— BEGIN RECORDED INFORMATION —

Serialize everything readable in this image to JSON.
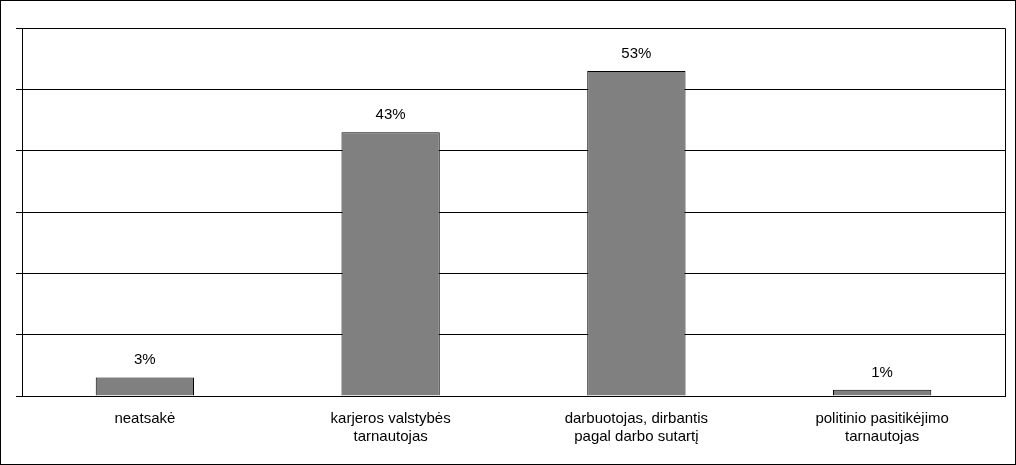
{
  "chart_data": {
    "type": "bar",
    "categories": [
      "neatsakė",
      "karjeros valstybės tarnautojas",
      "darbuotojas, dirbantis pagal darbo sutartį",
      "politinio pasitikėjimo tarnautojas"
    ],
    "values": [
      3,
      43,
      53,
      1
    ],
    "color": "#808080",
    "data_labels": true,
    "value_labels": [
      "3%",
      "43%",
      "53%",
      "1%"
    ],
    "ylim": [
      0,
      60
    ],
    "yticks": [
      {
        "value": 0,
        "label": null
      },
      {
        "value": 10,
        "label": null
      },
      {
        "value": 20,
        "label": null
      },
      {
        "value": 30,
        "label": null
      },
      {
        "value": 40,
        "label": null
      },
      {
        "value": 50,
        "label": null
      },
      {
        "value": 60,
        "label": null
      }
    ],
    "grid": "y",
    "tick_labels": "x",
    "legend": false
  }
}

— END RECORDED INFORMATION —
— BEGIN RECORDED INFORMATION —

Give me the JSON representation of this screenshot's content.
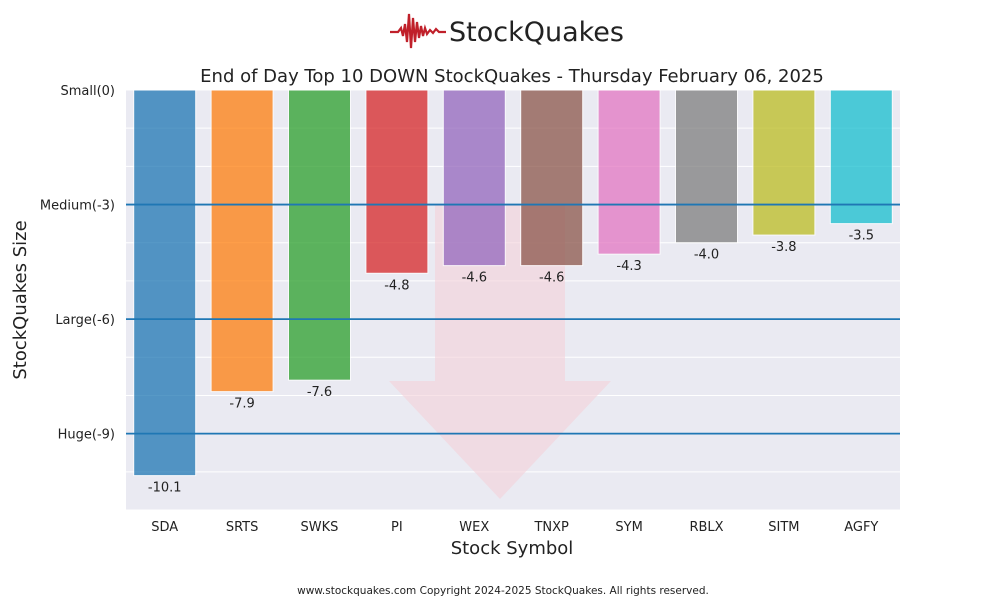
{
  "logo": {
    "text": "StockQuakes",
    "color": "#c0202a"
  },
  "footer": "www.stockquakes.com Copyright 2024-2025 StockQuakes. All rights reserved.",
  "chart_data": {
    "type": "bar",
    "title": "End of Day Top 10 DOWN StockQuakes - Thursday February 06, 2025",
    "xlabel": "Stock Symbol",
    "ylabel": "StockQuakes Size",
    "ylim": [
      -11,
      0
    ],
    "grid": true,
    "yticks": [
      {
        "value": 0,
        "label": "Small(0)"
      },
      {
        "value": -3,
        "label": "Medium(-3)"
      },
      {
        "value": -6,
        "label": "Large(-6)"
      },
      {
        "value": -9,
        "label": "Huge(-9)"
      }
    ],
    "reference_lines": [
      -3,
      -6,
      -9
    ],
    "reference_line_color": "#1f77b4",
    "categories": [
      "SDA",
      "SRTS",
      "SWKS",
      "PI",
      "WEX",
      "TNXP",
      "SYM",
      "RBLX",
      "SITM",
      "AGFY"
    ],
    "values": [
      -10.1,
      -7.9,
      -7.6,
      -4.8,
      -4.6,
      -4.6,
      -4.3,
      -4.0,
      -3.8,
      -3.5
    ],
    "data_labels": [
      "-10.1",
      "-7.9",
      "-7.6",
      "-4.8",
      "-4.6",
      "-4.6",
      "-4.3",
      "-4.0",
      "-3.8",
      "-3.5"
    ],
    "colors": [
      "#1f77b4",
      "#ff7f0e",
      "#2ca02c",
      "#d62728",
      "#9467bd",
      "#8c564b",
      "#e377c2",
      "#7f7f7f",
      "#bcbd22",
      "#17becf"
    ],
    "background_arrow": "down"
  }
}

— END RECORDED INFORMATION —

* [DO THIS]:
State how many lines above include the word "StockQuakes", and nothing more.

* [SOLVED EXERCISE]:
4